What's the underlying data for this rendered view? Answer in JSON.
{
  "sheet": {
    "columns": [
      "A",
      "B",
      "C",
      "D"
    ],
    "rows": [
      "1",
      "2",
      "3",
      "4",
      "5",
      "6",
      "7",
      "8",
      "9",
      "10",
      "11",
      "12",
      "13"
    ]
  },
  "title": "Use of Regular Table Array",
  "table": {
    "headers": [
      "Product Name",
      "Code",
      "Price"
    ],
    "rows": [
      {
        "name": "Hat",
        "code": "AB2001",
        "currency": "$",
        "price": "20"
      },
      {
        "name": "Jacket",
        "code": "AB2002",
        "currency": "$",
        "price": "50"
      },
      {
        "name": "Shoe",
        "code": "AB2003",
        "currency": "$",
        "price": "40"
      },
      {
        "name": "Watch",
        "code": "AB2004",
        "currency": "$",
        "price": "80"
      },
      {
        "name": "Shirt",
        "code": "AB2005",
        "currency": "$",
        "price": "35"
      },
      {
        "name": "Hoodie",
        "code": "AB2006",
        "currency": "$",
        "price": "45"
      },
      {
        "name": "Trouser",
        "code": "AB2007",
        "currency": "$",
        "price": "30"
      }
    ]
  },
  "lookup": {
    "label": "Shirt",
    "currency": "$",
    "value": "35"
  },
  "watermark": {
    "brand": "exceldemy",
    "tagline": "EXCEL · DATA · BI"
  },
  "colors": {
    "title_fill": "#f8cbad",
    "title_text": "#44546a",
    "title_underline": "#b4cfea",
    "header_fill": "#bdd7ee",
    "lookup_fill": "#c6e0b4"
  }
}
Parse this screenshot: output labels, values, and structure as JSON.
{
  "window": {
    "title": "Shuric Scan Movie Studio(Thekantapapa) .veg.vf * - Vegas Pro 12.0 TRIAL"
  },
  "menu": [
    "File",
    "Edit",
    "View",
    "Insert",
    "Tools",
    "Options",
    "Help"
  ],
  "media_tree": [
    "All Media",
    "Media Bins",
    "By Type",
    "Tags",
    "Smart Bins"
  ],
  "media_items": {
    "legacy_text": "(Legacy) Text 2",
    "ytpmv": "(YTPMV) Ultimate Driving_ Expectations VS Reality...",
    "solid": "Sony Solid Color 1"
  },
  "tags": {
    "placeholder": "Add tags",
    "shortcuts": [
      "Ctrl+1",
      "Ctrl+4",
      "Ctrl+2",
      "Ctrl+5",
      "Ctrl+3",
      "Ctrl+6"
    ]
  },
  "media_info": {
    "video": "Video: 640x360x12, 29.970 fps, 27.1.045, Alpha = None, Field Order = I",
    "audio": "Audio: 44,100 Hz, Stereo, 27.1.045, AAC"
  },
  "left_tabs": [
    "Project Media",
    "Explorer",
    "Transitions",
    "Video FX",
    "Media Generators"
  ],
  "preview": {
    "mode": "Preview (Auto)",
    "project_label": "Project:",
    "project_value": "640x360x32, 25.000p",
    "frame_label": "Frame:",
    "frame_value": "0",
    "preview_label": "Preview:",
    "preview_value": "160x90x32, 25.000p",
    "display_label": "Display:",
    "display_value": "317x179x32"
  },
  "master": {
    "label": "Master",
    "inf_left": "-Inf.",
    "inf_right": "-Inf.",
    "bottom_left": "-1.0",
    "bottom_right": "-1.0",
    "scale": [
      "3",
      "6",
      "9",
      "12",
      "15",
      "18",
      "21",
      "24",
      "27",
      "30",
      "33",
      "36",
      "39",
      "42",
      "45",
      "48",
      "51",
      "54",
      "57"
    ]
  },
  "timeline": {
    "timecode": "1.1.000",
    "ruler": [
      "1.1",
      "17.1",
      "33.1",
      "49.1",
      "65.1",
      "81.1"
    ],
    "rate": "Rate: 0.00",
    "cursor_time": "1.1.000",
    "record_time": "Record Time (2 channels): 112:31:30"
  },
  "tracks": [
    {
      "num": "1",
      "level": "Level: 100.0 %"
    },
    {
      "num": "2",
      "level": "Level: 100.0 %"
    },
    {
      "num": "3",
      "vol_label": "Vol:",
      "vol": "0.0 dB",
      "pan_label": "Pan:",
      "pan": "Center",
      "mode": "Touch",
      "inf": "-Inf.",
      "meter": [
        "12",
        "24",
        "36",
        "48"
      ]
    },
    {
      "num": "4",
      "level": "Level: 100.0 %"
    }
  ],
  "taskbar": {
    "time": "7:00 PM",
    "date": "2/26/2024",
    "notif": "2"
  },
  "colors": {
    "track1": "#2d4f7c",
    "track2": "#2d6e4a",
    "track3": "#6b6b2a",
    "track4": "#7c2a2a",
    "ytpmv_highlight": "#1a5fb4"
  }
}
══════════
**WHAT THE EXERCISE ASKS:**
What do the records say? Quote them all exactly.

**ANSWER BELOW:**
What's the underlying data for this rendered view? Answer in JSON.
{
  "sheet": {
    "columns": [
      "A",
      "B",
      "C",
      "D"
    ],
    "rows": [
      "1",
      "2",
      "3",
      "4",
      "5",
      "6",
      "7",
      "8",
      "9",
      "10",
      "11",
      "12",
      "13"
    ]
  },
  "title": "Use of Regular Table Array",
  "table": {
    "headers": [
      "Product Name",
      "Code",
      "Price"
    ],
    "rows": [
      {
        "name": "Hat",
        "code": "AB2001",
        "currency": "$",
        "price": "20"
      },
      {
        "name": "Jacket",
        "code": "AB2002",
        "currency": "$",
        "price": "50"
      },
      {
        "name": "Shoe",
        "code": "AB2003",
        "currency": "$",
        "price": "40"
      },
      {
        "name": "Watch",
        "code": "AB2004",
        "currency": "$",
        "price": "80"
      },
      {
        "name": "Shirt",
        "code": "AB2005",
        "currency": "$",
        "price": "35"
      },
      {
        "name": "Hoodie",
        "code": "AB2006",
        "currency": "$",
        "price": "45"
      },
      {
        "name": "Trouser",
        "code": "AB2007",
        "currency": "$",
        "price": "30"
      }
    ]
  },
  "lookup": {
    "label": "Shirt",
    "currency": "$",
    "value": "35"
  },
  "watermark": {
    "brand": "exceldemy",
    "tagline": "EXCEL · DATA · BI"
  },
  "colors": {
    "title_fill": "#f8cbad",
    "title_text": "#44546a",
    "title_underline": "#b4cfea",
    "header_fill": "#bdd7ee",
    "lookup_fill": "#c6e0b4"
  }
}
Parse this screenshot: output labels, values, and structure as JSON.
{
  "window": {
    "title": "Shuric Scan Movie Studio(Thekantapapa) .veg.vf * - Vegas Pro 12.0 TRIAL"
  },
  "menu": [
    "File",
    "Edit",
    "View",
    "Insert",
    "Tools",
    "Options",
    "Help"
  ],
  "media_tree": [
    "All Media",
    "Media Bins",
    "By Type",
    "Tags",
    "Smart Bins"
  ],
  "media_items": {
    "legacy_text": "(Legacy) Text 2",
    "ytpmv": "(YTPMV) Ultimate Driving_ Expectations VS Reality...",
    "solid": "Sony Solid Color 1"
  },
  "tags": {
    "placeholder": "Add tags",
    "shortcuts": [
      "Ctrl+1",
      "Ctrl+4",
      "Ctrl+2",
      "Ctrl+5",
      "Ctrl+3",
      "Ctrl+6"
    ]
  },
  "media_info": {
    "video": "Video: 640x360x12, 29.970 fps, 27.1.045, Alpha = None, Field Order = I",
    "audio": "Audio: 44,100 Hz, Stereo, 27.1.045, AAC"
  },
  "left_tabs": [
    "Project Media",
    "Explorer",
    "Transitions",
    "Video FX",
    "Media Generators"
  ],
  "preview": {
    "mode": "Preview (Auto)",
    "project_label": "Project:",
    "project_value": "640x360x32, 25.000p",
    "frame_label": "Frame:",
    "frame_value": "0",
    "preview_label": "Preview:",
    "preview_value": "160x90x32, 25.000p",
    "display_label": "Display:",
    "display_value": "317x179x32"
  },
  "master": {
    "label": "Master",
    "inf_left": "-Inf.",
    "inf_right": "-Inf.",
    "bottom_left": "-1.0",
    "bottom_right": "-1.0",
    "scale": [
      "3",
      "6",
      "9",
      "12",
      "15",
      "18",
      "21",
      "24",
      "27",
      "30",
      "33",
      "36",
      "39",
      "42",
      "45",
      "48",
      "51",
      "54",
      "57"
    ]
  },
  "timeline": {
    "timecode": "1.1.000",
    "ruler": [
      "1.1",
      "17.1",
      "33.1",
      "49.1",
      "65.1",
      "81.1"
    ],
    "rate": "Rate: 0.00",
    "cursor_time": "1.1.000",
    "record_time": "Record Time (2 channels): 112:31:30"
  },
  "tracks": [
    {
      "num": "1",
      "level": "Level: 100.0 %"
    },
    {
      "num": "2",
      "level": "Level: 100.0 %"
    },
    {
      "num": "3",
      "vol_label": "Vol:",
      "vol": "0.0 dB",
      "pan_label": "Pan:",
      "pan": "Center",
      "mode": "Touch",
      "inf": "-Inf.",
      "meter": [
        "12",
        "24",
        "36",
        "48"
      ]
    },
    {
      "num": "4",
      "level": "Level: 100.0 %"
    }
  ],
  "taskbar": {
    "time": "7:00 PM",
    "date": "2/26/2024",
    "notif": "2"
  },
  "colors": {
    "track1": "#2d4f7c",
    "track2": "#2d6e4a",
    "track3": "#6b6b2a",
    "track4": "#7c2a2a",
    "ytpmv_highlight": "#1a5fb4"
  }
}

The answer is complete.